#### Given records
§
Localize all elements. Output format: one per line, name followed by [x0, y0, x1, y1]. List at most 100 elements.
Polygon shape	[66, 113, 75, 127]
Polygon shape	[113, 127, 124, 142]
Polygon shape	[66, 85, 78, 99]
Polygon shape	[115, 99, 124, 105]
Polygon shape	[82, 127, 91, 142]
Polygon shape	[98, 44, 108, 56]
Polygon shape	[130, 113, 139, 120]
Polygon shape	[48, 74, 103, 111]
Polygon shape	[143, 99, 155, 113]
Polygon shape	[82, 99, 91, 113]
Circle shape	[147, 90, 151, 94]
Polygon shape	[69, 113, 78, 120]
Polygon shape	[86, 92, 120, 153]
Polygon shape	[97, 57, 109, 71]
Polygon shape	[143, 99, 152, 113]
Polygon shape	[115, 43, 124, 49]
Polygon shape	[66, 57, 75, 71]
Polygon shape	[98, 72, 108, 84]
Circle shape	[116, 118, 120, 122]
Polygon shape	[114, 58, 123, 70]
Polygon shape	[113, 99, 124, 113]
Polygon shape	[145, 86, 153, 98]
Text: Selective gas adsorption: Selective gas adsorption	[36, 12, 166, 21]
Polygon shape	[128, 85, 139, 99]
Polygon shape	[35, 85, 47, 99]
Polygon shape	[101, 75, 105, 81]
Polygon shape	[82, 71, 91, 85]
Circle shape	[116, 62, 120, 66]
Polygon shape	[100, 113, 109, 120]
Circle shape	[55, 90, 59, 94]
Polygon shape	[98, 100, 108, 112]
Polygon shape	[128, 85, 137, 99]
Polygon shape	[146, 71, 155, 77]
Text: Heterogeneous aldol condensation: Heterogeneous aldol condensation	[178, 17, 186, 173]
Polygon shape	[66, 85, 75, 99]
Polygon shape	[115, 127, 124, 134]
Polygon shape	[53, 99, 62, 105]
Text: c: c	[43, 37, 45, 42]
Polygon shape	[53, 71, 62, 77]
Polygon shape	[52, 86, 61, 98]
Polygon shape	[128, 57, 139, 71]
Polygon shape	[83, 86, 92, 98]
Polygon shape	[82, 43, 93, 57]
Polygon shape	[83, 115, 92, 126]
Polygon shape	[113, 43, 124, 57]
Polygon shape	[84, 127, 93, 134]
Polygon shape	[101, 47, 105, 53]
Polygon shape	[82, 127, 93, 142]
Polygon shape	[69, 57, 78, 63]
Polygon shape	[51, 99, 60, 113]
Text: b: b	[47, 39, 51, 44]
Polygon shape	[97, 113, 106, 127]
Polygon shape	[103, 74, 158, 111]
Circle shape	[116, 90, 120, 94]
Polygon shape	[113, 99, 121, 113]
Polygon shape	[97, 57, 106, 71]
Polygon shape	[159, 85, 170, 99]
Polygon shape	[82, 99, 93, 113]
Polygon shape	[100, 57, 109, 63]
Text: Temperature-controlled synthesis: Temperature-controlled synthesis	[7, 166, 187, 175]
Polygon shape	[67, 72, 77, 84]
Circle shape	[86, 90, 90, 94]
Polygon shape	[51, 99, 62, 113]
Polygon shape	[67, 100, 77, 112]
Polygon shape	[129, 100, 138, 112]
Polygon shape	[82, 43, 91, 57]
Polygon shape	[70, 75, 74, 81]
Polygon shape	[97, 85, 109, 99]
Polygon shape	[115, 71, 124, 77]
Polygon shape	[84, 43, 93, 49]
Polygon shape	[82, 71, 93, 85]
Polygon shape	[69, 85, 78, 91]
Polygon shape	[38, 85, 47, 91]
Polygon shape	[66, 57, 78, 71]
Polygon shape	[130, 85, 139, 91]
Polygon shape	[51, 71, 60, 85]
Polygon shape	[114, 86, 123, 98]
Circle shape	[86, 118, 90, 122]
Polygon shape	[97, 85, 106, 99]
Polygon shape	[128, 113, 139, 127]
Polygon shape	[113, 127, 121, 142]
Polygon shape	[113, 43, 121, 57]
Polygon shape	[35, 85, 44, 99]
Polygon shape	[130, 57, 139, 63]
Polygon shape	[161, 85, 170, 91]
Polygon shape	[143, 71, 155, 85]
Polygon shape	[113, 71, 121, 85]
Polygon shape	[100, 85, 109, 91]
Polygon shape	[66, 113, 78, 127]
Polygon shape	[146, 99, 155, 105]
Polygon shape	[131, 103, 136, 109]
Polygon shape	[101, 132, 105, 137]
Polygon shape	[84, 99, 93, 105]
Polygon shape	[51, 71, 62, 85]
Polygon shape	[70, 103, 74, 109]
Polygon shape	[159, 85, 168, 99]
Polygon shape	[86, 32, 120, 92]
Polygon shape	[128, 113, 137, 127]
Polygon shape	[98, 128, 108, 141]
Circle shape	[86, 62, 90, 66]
§
#### Set task
Write out all the items above again, swapping each "Circle shape" for "Round shape" and leaving everything else unchanged.

#### The answer
Localize all elements. Output format: one per line, name followed by [x0, y0, x1, y1]. List at most 100 elements.
Polygon shape	[66, 113, 75, 127]
Polygon shape	[113, 127, 124, 142]
Polygon shape	[66, 85, 78, 99]
Polygon shape	[115, 99, 124, 105]
Polygon shape	[82, 127, 91, 142]
Polygon shape	[98, 44, 108, 56]
Polygon shape	[130, 113, 139, 120]
Polygon shape	[48, 74, 103, 111]
Polygon shape	[143, 99, 155, 113]
Polygon shape	[82, 99, 91, 113]
Round shape	[147, 90, 151, 94]
Polygon shape	[69, 113, 78, 120]
Polygon shape	[86, 92, 120, 153]
Polygon shape	[97, 57, 109, 71]
Polygon shape	[143, 99, 152, 113]
Polygon shape	[115, 43, 124, 49]
Polygon shape	[66, 57, 75, 71]
Polygon shape	[98, 72, 108, 84]
Round shape	[116, 118, 120, 122]
Polygon shape	[114, 58, 123, 70]
Polygon shape	[113, 99, 124, 113]
Polygon shape	[145, 86, 153, 98]
Text: Selective gas adsorption: Selective gas adsorption	[36, 12, 166, 21]
Polygon shape	[128, 85, 139, 99]
Polygon shape	[35, 85, 47, 99]
Polygon shape	[101, 75, 105, 81]
Polygon shape	[82, 71, 91, 85]
Round shape	[116, 62, 120, 66]
Polygon shape	[100, 113, 109, 120]
Round shape	[55, 90, 59, 94]
Polygon shape	[98, 100, 108, 112]
Polygon shape	[128, 85, 137, 99]
Polygon shape	[146, 71, 155, 77]
Text: Heterogeneous aldol condensation: Heterogeneous aldol condensation	[178, 17, 186, 173]
Polygon shape	[66, 85, 75, 99]
Polygon shape	[115, 127, 124, 134]
Polygon shape	[53, 99, 62, 105]
Text: c: c	[43, 37, 45, 42]
Polygon shape	[53, 71, 62, 77]
Polygon shape	[52, 86, 61, 98]
Polygon shape	[128, 57, 139, 71]
Polygon shape	[83, 86, 92, 98]
Polygon shape	[82, 43, 93, 57]
Polygon shape	[83, 115, 92, 126]
Polygon shape	[113, 43, 124, 57]
Polygon shape	[84, 127, 93, 134]
Polygon shape	[101, 47, 105, 53]
Polygon shape	[82, 127, 93, 142]
Polygon shape	[69, 57, 78, 63]
Polygon shape	[51, 99, 60, 113]
Text: b: b	[47, 39, 51, 44]
Polygon shape	[97, 113, 106, 127]
Polygon shape	[103, 74, 158, 111]
Round shape	[116, 90, 120, 94]
Polygon shape	[113, 99, 121, 113]
Polygon shape	[97, 57, 106, 71]
Polygon shape	[159, 85, 170, 99]
Polygon shape	[82, 99, 93, 113]
Polygon shape	[100, 57, 109, 63]
Text: Temperature-controlled synthesis: Temperature-controlled synthesis	[7, 166, 187, 175]
Polygon shape	[67, 72, 77, 84]
Round shape	[86, 90, 90, 94]
Polygon shape	[51, 99, 62, 113]
Polygon shape	[67, 100, 77, 112]
Polygon shape	[129, 100, 138, 112]
Polygon shape	[82, 43, 91, 57]
Polygon shape	[70, 75, 74, 81]
Polygon shape	[97, 85, 109, 99]
Polygon shape	[115, 71, 124, 77]
Polygon shape	[84, 43, 93, 49]
Polygon shape	[82, 71, 93, 85]
Polygon shape	[69, 85, 78, 91]
Polygon shape	[38, 85, 47, 91]
Polygon shape	[66, 57, 78, 71]
Polygon shape	[130, 85, 139, 91]
Polygon shape	[51, 71, 60, 85]
Polygon shape	[114, 86, 123, 98]
Round shape	[86, 118, 90, 122]
Polygon shape	[97, 85, 106, 99]
Polygon shape	[128, 113, 139, 127]
Polygon shape	[113, 127, 121, 142]
Polygon shape	[113, 43, 121, 57]
Polygon shape	[35, 85, 44, 99]
Polygon shape	[130, 57, 139, 63]
Polygon shape	[161, 85, 170, 91]
Polygon shape	[143, 71, 155, 85]
Polygon shape	[113, 71, 121, 85]
Polygon shape	[100, 85, 109, 91]
Polygon shape	[66, 113, 78, 127]
Polygon shape	[146, 99, 155, 105]
Polygon shape	[131, 103, 136, 109]
Polygon shape	[101, 132, 105, 137]
Polygon shape	[84, 99, 93, 105]
Polygon shape	[51, 71, 62, 85]
Polygon shape	[70, 103, 74, 109]
Polygon shape	[159, 85, 168, 99]
Polygon shape	[86, 32, 120, 92]
Polygon shape	[128, 113, 137, 127]
Polygon shape	[98, 128, 108, 141]
Round shape	[86, 62, 90, 66]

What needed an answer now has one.